#### LISTING:
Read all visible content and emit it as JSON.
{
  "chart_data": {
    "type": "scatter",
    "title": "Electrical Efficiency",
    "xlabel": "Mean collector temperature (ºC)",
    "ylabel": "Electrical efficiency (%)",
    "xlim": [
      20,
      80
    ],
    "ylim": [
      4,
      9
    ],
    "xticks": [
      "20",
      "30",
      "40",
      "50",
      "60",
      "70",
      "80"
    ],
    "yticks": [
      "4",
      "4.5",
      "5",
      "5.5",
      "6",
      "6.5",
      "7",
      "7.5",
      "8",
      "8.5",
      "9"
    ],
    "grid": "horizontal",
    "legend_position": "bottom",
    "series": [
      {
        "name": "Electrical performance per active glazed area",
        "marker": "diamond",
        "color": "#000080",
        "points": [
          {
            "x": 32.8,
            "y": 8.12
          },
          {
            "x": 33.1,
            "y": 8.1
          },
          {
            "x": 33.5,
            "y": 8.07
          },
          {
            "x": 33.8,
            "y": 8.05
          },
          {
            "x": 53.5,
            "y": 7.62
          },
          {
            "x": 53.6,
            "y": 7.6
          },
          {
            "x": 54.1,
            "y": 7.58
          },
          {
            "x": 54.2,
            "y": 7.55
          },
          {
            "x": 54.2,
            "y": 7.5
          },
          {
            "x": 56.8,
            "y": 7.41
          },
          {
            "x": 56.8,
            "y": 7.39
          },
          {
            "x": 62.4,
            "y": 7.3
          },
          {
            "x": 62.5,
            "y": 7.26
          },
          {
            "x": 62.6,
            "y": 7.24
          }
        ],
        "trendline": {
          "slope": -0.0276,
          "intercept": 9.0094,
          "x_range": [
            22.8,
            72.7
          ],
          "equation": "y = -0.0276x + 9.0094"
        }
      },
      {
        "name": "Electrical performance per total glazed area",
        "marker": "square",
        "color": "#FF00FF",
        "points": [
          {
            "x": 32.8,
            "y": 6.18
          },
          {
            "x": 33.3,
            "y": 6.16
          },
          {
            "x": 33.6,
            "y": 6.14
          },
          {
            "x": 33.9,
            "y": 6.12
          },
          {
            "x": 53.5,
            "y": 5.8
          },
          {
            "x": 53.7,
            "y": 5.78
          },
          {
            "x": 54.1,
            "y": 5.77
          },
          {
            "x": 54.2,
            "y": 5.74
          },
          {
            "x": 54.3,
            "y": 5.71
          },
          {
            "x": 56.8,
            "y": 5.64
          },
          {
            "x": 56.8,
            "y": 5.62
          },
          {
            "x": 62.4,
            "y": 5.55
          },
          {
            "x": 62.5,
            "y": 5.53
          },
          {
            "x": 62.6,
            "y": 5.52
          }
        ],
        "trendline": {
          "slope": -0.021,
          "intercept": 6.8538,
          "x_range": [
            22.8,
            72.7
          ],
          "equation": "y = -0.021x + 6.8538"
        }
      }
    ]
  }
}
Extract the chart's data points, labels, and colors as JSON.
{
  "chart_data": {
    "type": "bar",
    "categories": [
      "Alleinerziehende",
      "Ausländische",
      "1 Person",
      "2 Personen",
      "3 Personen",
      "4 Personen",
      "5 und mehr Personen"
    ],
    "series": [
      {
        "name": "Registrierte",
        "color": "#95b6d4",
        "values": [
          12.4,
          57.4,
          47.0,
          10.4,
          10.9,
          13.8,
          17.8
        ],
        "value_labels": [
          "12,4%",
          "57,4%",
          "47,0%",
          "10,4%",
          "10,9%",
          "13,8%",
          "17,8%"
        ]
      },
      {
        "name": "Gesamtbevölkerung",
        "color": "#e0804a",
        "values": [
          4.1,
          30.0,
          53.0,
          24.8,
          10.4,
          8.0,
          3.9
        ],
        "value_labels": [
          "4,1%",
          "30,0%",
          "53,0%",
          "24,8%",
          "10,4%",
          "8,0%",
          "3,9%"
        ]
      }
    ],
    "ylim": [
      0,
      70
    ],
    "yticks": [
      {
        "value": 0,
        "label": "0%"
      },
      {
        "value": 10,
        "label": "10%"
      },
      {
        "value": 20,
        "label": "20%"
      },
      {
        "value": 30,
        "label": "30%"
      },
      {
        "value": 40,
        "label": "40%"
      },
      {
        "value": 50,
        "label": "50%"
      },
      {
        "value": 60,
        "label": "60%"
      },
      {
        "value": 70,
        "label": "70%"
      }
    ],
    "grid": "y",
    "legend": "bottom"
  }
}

#### TO DO:
Say only how many lines in the records carry the word "name".

#### WRITTEN SOLUTION:
4